TASK TO CARRY OUT:
For the copy, please give all of the data again exactly and leave the pictures out.

Records from a data source:

* BEGIN *

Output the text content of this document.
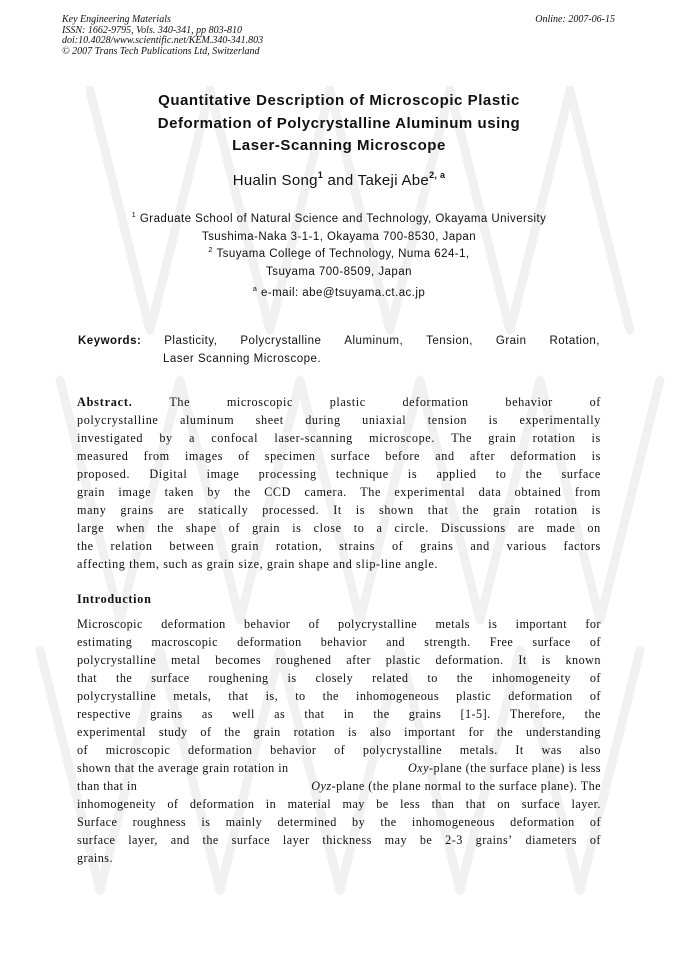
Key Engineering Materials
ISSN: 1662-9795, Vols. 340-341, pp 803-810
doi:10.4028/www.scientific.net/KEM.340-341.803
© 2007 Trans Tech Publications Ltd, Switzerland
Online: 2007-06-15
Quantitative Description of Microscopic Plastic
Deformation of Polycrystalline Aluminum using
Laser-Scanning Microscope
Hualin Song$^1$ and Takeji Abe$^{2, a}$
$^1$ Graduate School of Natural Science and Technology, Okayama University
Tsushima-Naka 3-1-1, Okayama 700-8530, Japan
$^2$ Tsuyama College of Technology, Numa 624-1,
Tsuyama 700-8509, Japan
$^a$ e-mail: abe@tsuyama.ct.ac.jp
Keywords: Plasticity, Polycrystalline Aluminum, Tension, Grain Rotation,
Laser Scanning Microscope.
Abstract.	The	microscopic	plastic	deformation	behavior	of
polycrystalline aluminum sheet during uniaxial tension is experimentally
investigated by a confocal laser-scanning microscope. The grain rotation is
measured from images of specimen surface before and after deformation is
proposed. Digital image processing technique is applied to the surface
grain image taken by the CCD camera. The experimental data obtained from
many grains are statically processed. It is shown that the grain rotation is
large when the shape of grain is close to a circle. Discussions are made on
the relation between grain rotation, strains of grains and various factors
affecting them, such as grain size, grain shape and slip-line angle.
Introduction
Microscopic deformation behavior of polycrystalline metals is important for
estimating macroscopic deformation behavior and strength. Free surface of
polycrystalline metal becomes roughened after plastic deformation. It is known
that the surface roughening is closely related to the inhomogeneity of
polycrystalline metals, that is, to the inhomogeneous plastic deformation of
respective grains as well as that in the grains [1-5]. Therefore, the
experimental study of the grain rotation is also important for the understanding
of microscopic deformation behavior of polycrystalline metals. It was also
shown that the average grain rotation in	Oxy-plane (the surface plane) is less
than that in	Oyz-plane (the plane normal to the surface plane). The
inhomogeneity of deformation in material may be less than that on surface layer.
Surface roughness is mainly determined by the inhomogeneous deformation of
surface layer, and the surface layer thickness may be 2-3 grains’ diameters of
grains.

* END *

EXERCISE SOLUTION:
Output the text content of this document.
Key Engineering Materials
ISSN: 1662-9795, Vols. 340-341, pp 803-810
doi:10.4028/www.scientific.net/KEM.340-341.803
© 2007 Trans Tech Publications Ltd, Switzerland
Online: 2007-06-15
Quantitative Description of Microscopic Plastic
Deformation of Polycrystalline Aluminum using
Laser-Scanning Microscope
Hualin Song$^1$ and Takeji Abe$^{2, a}$
$^1$ Graduate School of Natural Science and Technology, Okayama University
Tsushima-Naka 3-1-1, Okayama 700-8530, Japan
$^2$ Tsuyama College of Technology, Numa 624-1,
Tsuyama 700-8509, Japan
$^a$ e-mail: abe@tsuyama.ct.ac.jp
Keywords: Plasticity, Polycrystalline Aluminum, Tension, Grain Rotation,
Laser Scanning Microscope.
Abstract.	The	microscopic	plastic	deformation	behavior	of
polycrystalline aluminum sheet during uniaxial tension is experimentally
investigated by a confocal laser-scanning microscope. The grain rotation is
measured from images of specimen surface before and after deformation is
proposed. Digital image processing technique is applied to the surface
grain image taken by the CCD camera. The experimental data obtained from
many grains are statically processed. It is shown that the grain rotation is
large when the shape of grain is close to a circle. Discussions are made on
the relation between grain rotation, strains of grains and various factors
affecting them, such as grain size, grain shape and slip-line angle.
Introduction
Microscopic deformation behavior of polycrystalline metals is important for
estimating macroscopic deformation behavior and strength. Free surface of
polycrystalline metal becomes roughened after plastic deformation. It is known
that the surface roughening is closely related to the inhomogeneity of
polycrystalline metals, that is, to the inhomogeneous plastic deformation of
respective grains as well as that in the grains [1-5]. Therefore, the
experimental study of the grain rotation is also important for the understanding
of microscopic deformation behavior of polycrystalline metals. It was also
shown that the average grain rotation in	Oxy-plane (the surface plane) is less
than that in	Oyz-plane (the plane normal to the surface plane). The
inhomogeneity of deformation in material may be less than that on surface layer.
Surface roughness is mainly determined by the inhomogeneous deformation of
surface layer, and the surface layer thickness may be 2-3 grains’ diameters of
grains.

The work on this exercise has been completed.